### INSTRUCTIONS TO FOLLOW
Only the number is wanted: how many lines hold the word "PIHAK"?

Dataset records:
══════════

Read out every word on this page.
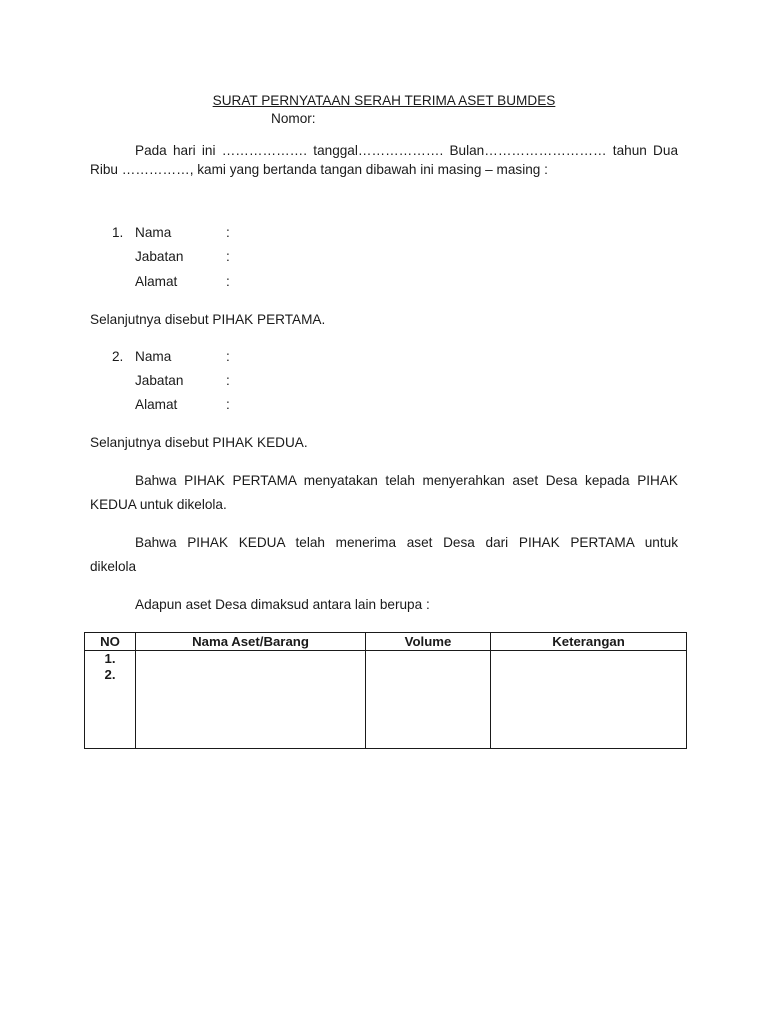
SURAT PERNYATAAN SERAH TERIMA ASET BUMDES
Nomor:
Pada hari ini ………………. tanggal………………. Bulan……………………… tahun Dua
Ribu ……………, kami yang bertanda tangan dibawah ini masing – masing :
1. Nama	:
Jabatan	:
Alamat	:
Selanjutnya disebut PIHAK PERTAMA.
2. Nama	:
Jabatan	:
Alamat	:
Selanjutnya disebut PIHAK KEDUA.
Bahwa PIHAK PERTAMA menyatakan telah menyerahkan aset Desa kepada PIHAK
KEDUA untuk dikelola.
Bahwa PIHAK KEDUA telah menerima aset Desa dari PIHAK PERTAMA untuk
dikelola
Adapun aset Desa dimaksud antara lain berupa :
NO	Nama Aset/Barang	Volume	Keterangan

1.
2.			
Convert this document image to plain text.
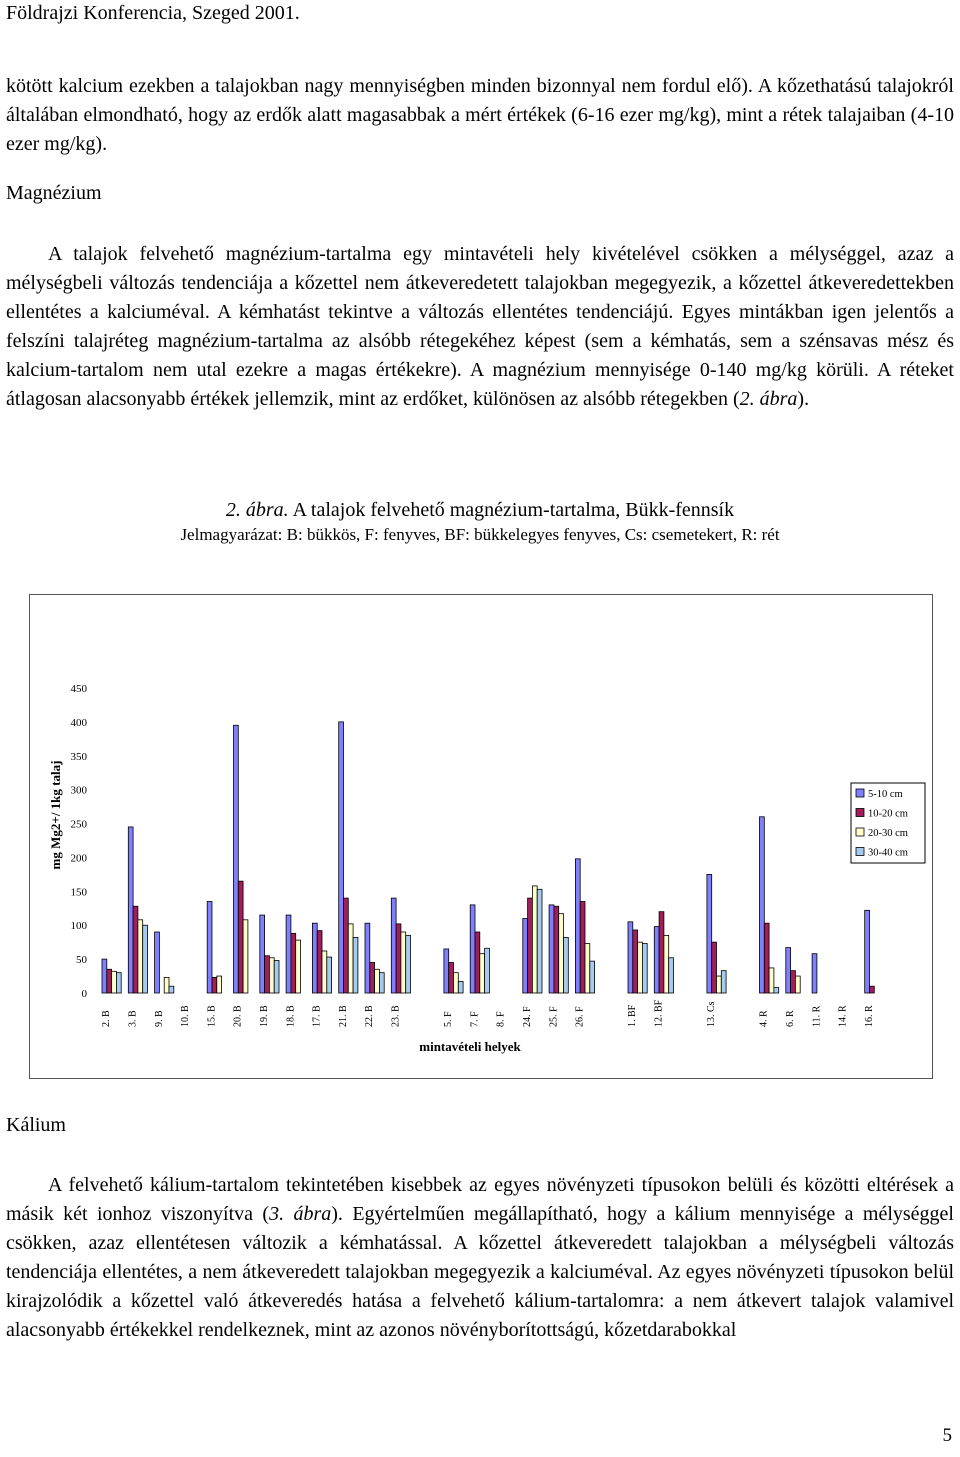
Földrajzi Konferencia, Szeged 2001.
kötött kalcium ezekben a talajokban nagy mennyiségben minden bizonnyal nem fordul elő). A kőzethatású talajokról általában elmondható, hogy az erdők alatt magasabbak a mért értékek (6-16 ezer mg/kg), mint a rétek talajaiban (4-10 ezer mg/kg).
Magnézium
A talajok felvehető magnézium-tartalma egy mintavételi hely kivételével csökken a mélységgel, azaz a mélységbeli változás tendenciája a kőzettel nem átkeveredetett talajokban megegyezik, a kőzettel átkeveredettekben ellentétes a kalciuméval. A kémhatást tekintve a változás ellentétes tendenciájú. Egyes mintákban igen jelentős a felszíni talajréteg magnézium-tartalma az alsóbb rétegekéhez képest (sem a kémhatás, sem a szénsavas mész és kalcium-tartalom nem utal ezekre a magas értékekre). A magnézium mennyisége 0-140 mg/kg körüli. A réteket átlagosan alacsonyabb értékek jellemzik, mint az erdőket, különösen az alsóbb rétegekben (2. ábra).
2. ábra. A talajok felvehető magnézium-tartalma, Bükk-fennsík
Jelmagyarázat: B: bükkös, F: fenyves, BF: bükkelegyes fenyves, Cs: csemetekert, R: rét
0
50
100
150
200
250
300
350
400
450
2. B 3. B 9. B 10. B 15. B 20. B 19. B 18. B 17. B 21. B 22. B 23. B	5. F 7. F 8. F 24. F 25. F 26. F	1. BF 12. BF	13. Cs	4. R 6. R 11. R 14. R 16. R
mg Mg2+/ 1kg talaj
mintavételi helyek
5-10 cm
10-20 cm
20-30 cm
30-40 cm
Kálium
A felvehető kálium-tartalom tekintetében kisebbek az egyes növényzeti típusokon belüli és közötti eltérések a másik két ionhoz viszonyítva (3. ábra). Egyértelműen megállapítható, hogy a kálium mennyisége a mélységgel csökken, azaz ellentétesen változik a kémhatással. A kőzettel átkeveredett talajokban a mélységbeli változás tendenciája ellentétes, a nem átkeveredett talajokban megegyezik a kalciuméval. Az egyes növényzeti típusokon belül kirajzolódik a kőzettel való átkeveredés hatása a felvehető kálium-tartalomra: a nem átkevert talajok valamivel alacsonyabb értékekkel rendelkeznek, mint az azonos növényborítottságú, kőzetdarabokkal
5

══════════

### FULL OUTPUT
4